>> Start

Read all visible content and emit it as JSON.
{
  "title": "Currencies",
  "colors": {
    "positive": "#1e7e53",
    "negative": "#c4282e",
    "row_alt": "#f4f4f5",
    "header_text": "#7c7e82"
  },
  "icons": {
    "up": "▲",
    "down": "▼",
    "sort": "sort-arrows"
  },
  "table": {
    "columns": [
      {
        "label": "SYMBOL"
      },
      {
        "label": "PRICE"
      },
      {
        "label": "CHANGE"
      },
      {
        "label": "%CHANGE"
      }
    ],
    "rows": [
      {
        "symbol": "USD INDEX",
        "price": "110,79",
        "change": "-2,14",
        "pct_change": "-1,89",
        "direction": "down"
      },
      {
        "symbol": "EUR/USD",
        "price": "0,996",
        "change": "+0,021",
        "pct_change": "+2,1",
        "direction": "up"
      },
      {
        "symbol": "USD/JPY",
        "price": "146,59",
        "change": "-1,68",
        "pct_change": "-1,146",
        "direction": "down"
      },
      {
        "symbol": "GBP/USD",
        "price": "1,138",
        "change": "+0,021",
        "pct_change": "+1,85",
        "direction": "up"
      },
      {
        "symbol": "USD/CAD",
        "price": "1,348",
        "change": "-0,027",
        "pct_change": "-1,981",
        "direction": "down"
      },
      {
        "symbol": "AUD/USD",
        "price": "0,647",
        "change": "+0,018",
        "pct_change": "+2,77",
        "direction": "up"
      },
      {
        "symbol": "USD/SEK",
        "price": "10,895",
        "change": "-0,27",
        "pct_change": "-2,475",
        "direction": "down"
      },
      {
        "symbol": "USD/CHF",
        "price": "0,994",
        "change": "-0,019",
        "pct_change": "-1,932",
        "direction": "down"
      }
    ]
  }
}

>> End

▶ [EXERCISE REQUIREMENTS]: Determine the number of lines in the entries above where the string "label" appears. Answer with the number alone.

▶ [ANSWER TO THIS EXERCISE]: 4